GIVEN DATA:
• • •

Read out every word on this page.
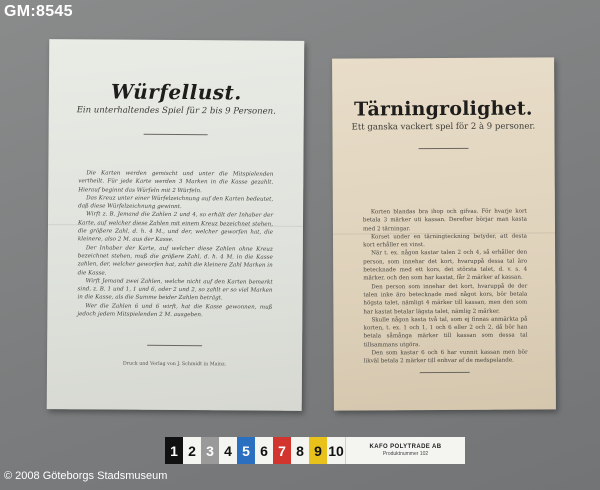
GM:8545
Würfellust.
Ein unterhaltendes Spiel für 2 bis 9 Personen.

Die Karten werden gemischt und unter die Mitspielenden vertheilt. Für jede Karte werden 3 Marken in die Kasse gezahlt. Hierauf beginnt das Würfeln mit 2 Würfeln.

Das Kreuz unter einer Würfelzeichnung auf den Karten bedeutet, daß diese Würfelzeichnung gewinnt.

Wirft z. B. Jemand die Zahlen 2 und 4, so erhält der Inhaber der Karte, auf welcher diese Zahlen mit einem Kreuz bezeichnet stehen, die größere Zahl, d. h. 4 M., und der, welcher geworfen hat, die kleinere, also 2 M. aus der Kasse.

Der Inhaber der Karte, auf welcher diese Zahlen ohne Kreuz bezeichnet stehen, muß die größere Zahl, d. h. 4 M. in die Kasse zahlen, der, welcher geworfen hat, zahlt die kleinere Zahl Marken in die Kasse.

Wirft Jemand zwei Zahlen, welche nicht auf den Karten bemerkt sind, z. B. 1 und 1, 1 und 6, oder 2 und 2, so zahlt er so viel Marken in die Kasse, als die Summe beider Zahlen beträgt.

Wer die Zahlen 6 und 6 wirft, hat die Kasse gewonnen, muß jedoch jedem Mitspielenden 2 M. ausgeben.

Druck und Verlag von J. Schmidt in Mainz.
Tärningrolighet.
Ett ganska vackert spel för 2 à 9 personer.

Korten blandas bra ihop och gifvas. För hvarje kort betala 3 märker uti kassan. Derefter börjar man kasta med 2 tärningar.

Korset under en tärningteckning betyder, att desta kort erhåller en vinst.

När t. ex. någon kastar talen 2 och 4, så erhåller den person, som innehar det kort, hvaruppå dessa tal äro betecknade med ett kors, det största talet, d. v. s. 4 märker, och den som har kastat, får 2 märker af kassan.

Den person som innehar det kort, hvaruppå de der talen inke äro betecknade med något kors, bör betala högsta talet, nämligt 4 märker till kassan, men den som har kastat betalar lägsta talet, nämlig 2 märker.

Skulle någon kasta två tal, som ej finnas anmärkta på korten, t. ex. 1 och 1, 1 och 6 eller 2 och 2, då bör han betala såmånga märker till kassan som dessa tal tillsammans utgöra.

Den som kastar 6 och 6 har vunnit kassan men bör likväl betala 2 märker till enhvar af de medspelande.

1 2 3 4 5 6 7 8 9 10	KAFO POLYTRADE AB
Produktnummer 102
© 2008 Göteborgs Stadsmuseum
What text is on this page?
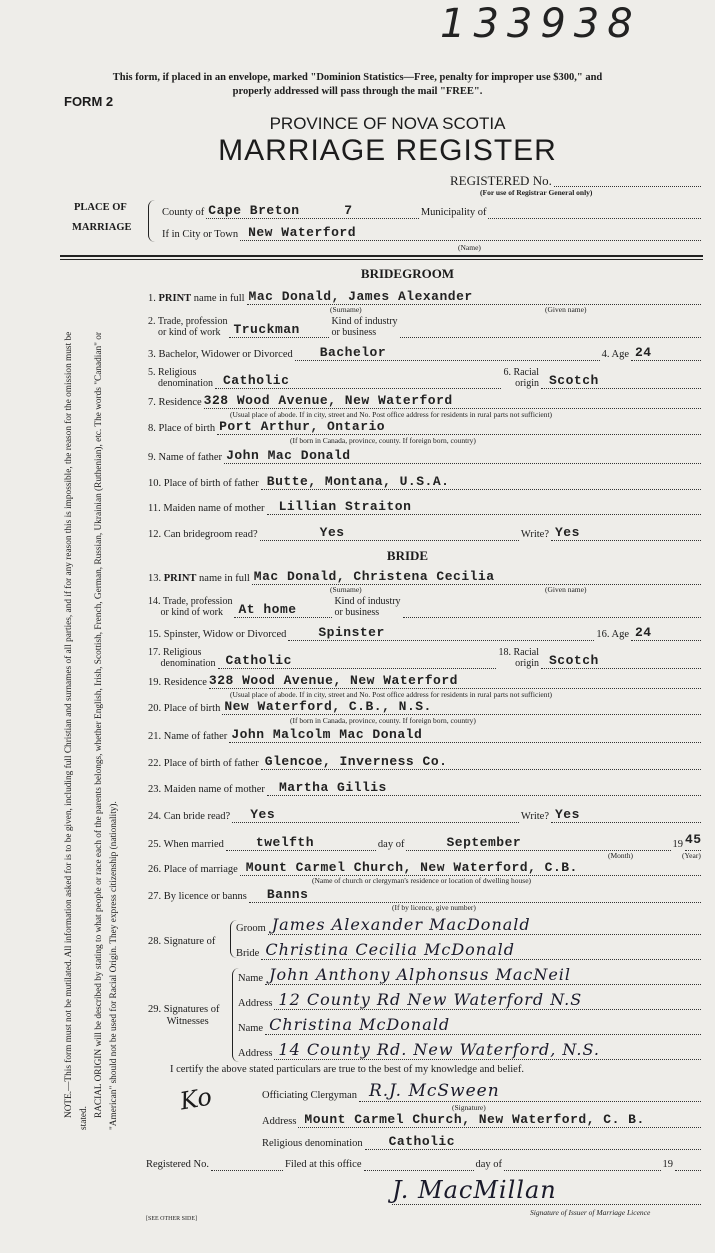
133938
This form, if placed in an envelope, marked "Dominion Statistics—Free, penalty for improper use $300," and
properly addressed will pass through the mail "FREE".
FORM 2
PROVINCE OF NOVA SCOTIA
MARRIAGE REGISTER
REGISTERED No.
(For use of Registrar General only)
PLACE OF
MARRIAGE
County of Cape Breton	7	Municipality of
If in City or Town New Waterford
(Name)
NOTE.—This form must not be mutilated. All information asked for is to be given, including full Christian and surnames of all parties, and if for any reason this is impossible, the reason for the omission must be stated. RACIAL ORIGIN will be described by stating to what people or race each of the parents belongs, whether English, Irish, Scottish, French, German, Russian, Ukrainian (Ruthenian), etc. The words "Canadian" or "American" should not be used for Racial Origin. They express citizenship (nationality).
BRIDEGROOM
1. PRINT name in full Mac Donald, James Alexander
(Surname)	(Given name)
2. Trade, profession
or kind of work Truckman
Kind of industry
or business
3. Bachelor, Widower or Divorced Bachelor	4. Age 24
5. Religious
denomination Catholic
6. Racial
origin Scotch
7. Residence 328 Wood Avenue, New Waterford
(Usual place of abode. If in city, street and No. Post office address for residents in rural parts not sufficient)
8. Place of birth Port Arthur, Ontario
(If born in Canada, province, county. If foreign born, country)
9. Name of father John Mac Donald
10. Place of birth of father Butte, Montana, U.S.A.
11. Maiden name of mother Lillian Straiton
12. Can bridegroom read?	Yes	Write? Yes
BRIDE
13. PRINT name in full Mac Donald, Christena Cecilia
(Surname)	(Given name)
14. Trade, profession
or kind of work	At home
Kind of industry
or business
15. Spinster, Widow or Divorced Spinster	16. Age 24
17. Religious
denomination Catholic
18. Racial
origin Scotch
19. Residence 328 Wood Avenue, New Waterford
(Usual place of abode. If in city, street and No. Post office address for residents in rural parts not sufficient)
20. Place of birth New Waterford, C.B., N.S.
(If born in Canada, province, county. If foreign born, country)
21. Name of father John Malcolm Mac Donald
22. Place of birth of father Glencoe, Inverness Co.
23. Maiden name of mother Martha Gillis
24. Can bride read? Yes	Write? Yes
25. When married twelfth	day of	September	19 45
(Month)	(Year)
26. Place of marriage Mount Carmel Church, New Waterford, C.B.
(Name of church or clergyman's residence or location of dwelling house)
27. By licence or banns Banns
(If by licence, give number)
28. Signature of
Groom James Alexander MacDonald
Bride Christina Cecilia McDonald
29. Signatures of
Witnesses
Name John Anthony Alphonsus MacNeil
Address 12 County Rd New Waterford N.S
Name Christina McDonald
Address 14 County Rd. New Waterford, N.S.
I certify the above stated particulars are true to the best of my knowledge and belief.
Ko	Officiating Clergyman R.J. McSween
(Signature)
Address Mount Carmel Church, New Waterford, C. B.
Religious denomination Catholic
Registered No.	Filed at this office	day of	19
J. MacMillan
Signature of Issuer of Marriage Licence
[SEE OTHER SIDE]
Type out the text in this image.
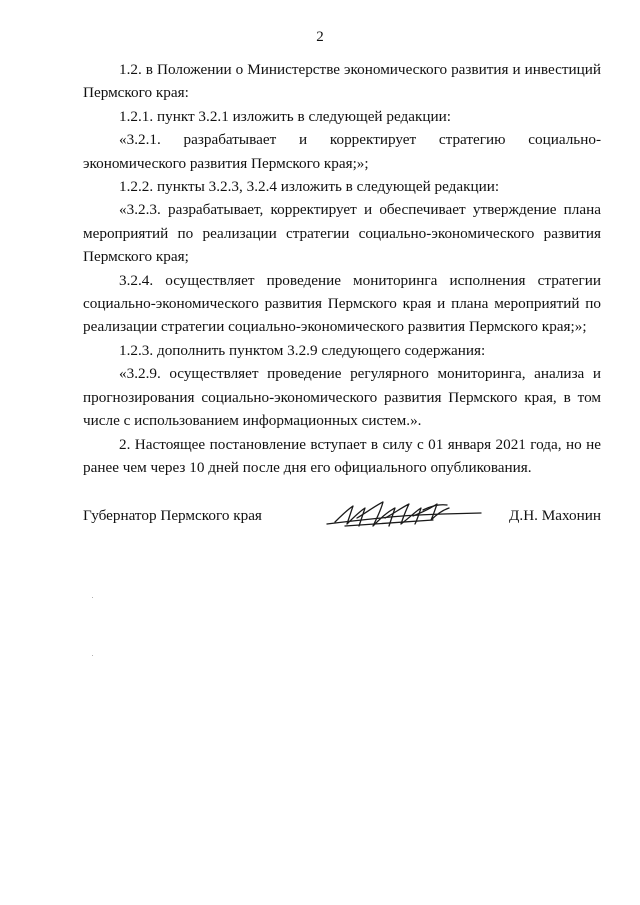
2

1.2. в Положении о Министерстве экономического развития и инвестиций Пермского края:

1.2.1. пункт 3.2.1 изложить в следующей редакции:

«3.2.1. разрабатывает и корректирует стратегию социально-экономического развития Пермского края;»;

1.2.2. пункты 3.2.3, 3.2.4 изложить в следующей редакции:

«3.2.3. разрабатывает, корректирует и обеспечивает утверждение плана мероприятий по реализации стратегии социально-экономического развития Пермского края;

3.2.4. осуществляет проведение мониторинга исполнения стратегии социально-экономического развития Пермского края и плана мероприятий по реализации стратегии социально-экономического развития Пермского края;»;

1.2.3. дополнить пунктом 3.2.9 следующего содержания:

«3.2.9. осуществляет проведение регулярного мониторинга, анализа и прогнозирования социально-экономического развития Пермского края, в том числе с использованием информационных систем.».

2. Настоящее постановление вступает в силу с 01 января 2021 года, но не ранее чем через 10 дней после дня его официального опубликования.

Губернатор Пермского края	Д.Н. Махонин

• • •

OBJECTIVE:
Reply with the number of lines in the material above that contain "erhåller", and nothing more.

TASK RESULT:
2